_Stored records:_
★ ★ ★ ★

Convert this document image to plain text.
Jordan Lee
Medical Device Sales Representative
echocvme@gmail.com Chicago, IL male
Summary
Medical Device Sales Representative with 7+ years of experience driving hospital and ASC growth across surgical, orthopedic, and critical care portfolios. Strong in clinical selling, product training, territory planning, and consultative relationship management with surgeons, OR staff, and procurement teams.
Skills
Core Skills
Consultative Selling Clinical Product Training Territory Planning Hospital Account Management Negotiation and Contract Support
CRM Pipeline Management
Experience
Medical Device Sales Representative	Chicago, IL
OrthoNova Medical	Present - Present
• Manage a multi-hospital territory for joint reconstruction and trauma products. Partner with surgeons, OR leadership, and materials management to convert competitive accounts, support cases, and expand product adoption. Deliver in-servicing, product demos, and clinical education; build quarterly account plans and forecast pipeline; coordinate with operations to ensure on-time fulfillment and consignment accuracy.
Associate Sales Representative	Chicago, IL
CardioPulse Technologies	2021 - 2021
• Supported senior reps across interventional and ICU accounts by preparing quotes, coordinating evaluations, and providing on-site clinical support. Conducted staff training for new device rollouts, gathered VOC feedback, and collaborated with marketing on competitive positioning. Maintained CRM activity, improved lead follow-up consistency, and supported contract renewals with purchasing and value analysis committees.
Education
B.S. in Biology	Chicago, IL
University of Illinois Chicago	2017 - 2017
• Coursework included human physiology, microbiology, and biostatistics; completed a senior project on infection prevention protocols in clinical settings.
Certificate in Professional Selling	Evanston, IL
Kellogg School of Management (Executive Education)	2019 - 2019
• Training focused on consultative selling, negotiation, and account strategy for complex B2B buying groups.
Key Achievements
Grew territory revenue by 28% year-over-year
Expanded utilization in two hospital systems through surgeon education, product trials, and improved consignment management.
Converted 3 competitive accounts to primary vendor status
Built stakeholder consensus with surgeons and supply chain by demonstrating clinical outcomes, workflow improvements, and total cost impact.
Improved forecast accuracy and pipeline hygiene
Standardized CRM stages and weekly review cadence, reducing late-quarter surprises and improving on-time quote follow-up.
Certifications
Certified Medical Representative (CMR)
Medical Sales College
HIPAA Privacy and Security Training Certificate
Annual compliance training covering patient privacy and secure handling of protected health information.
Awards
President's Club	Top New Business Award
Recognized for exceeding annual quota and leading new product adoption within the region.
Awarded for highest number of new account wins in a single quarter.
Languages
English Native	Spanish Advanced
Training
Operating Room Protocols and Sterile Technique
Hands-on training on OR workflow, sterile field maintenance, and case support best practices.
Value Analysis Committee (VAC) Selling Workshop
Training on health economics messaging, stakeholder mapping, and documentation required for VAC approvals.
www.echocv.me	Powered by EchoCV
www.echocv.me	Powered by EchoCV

★ ★ ★ ★

_Directions for this task:_ Extract every record and return it verbatim.

_The output:_
Convert this document image to plain text.
Jordan Lee
Medical Device Sales Representative
echocvme@gmail.com Chicago, IL male
Summary
Medical Device Sales Representative with 7+ years of experience driving hospital and ASC growth across surgical, orthopedic, and critical care portfolios. Strong in clinical selling, product training, territory planning, and consultative relationship management with surgeons, OR staff, and procurement teams.
Skills
Core Skills
Consultative Selling Clinical Product Training Territory Planning Hospital Account Management Negotiation and Contract Support
CRM Pipeline Management
Experience
Medical Device Sales Representative	Chicago, IL
OrthoNova Medical	Present - Present
• Manage a multi-hospital territory for joint reconstruction and trauma products. Partner with surgeons, OR leadership, and materials management to convert competitive accounts, support cases, and expand product adoption. Deliver in-servicing, product demos, and clinical education; build quarterly account plans and forecast pipeline; coordinate with operations to ensure on-time fulfillment and consignment accuracy.
Associate Sales Representative	Chicago, IL
CardioPulse Technologies	2021 - 2021
• Supported senior reps across interventional and ICU accounts by preparing quotes, coordinating evaluations, and providing on-site clinical support. Conducted staff training for new device rollouts, gathered VOC feedback, and collaborated with marketing on competitive positioning. Maintained CRM activity, improved lead follow-up consistency, and supported contract renewals with purchasing and value analysis committees.
Education
B.S. in Biology	Chicago, IL
University of Illinois Chicago	2017 - 2017
• Coursework included human physiology, microbiology, and biostatistics; completed a senior project on infection prevention protocols in clinical settings.
Certificate in Professional Selling	Evanston, IL
Kellogg School of Management (Executive Education)	2019 - 2019
• Training focused on consultative selling, negotiation, and account strategy for complex B2B buying groups.
Key Achievements
Grew territory revenue by 28% year-over-year
Expanded utilization in two hospital systems through surgeon education, product trials, and improved consignment management.
Converted 3 competitive accounts to primary vendor status
Built stakeholder consensus with surgeons and supply chain by demonstrating clinical outcomes, workflow improvements, and total cost impact.
Improved forecast accuracy and pipeline hygiene
Standardized CRM stages and weekly review cadence, reducing late-quarter surprises and improving on-time quote follow-up.
Certifications
Certified Medical Representative (CMR)
Medical Sales College
HIPAA Privacy and Security Training Certificate
Annual compliance training covering patient privacy and secure handling of protected health information.
Awards
President's Club	Top New Business Award
Recognized for exceeding annual quota and leading new product adoption within the region.
Awarded for highest number of new account wins in a single quarter.
Languages
English Native	Spanish Advanced
Training
Operating Room Protocols and Sterile Technique
Hands-on training on OR workflow, sterile field maintenance, and case support best practices.
Value Analysis Committee (VAC) Selling Workshop
Training on health economics messaging, stakeholder mapping, and documentation required for VAC approvals.
www.echocv.me	Powered by EchoCV
www.echocv.me	Powered by EchoCV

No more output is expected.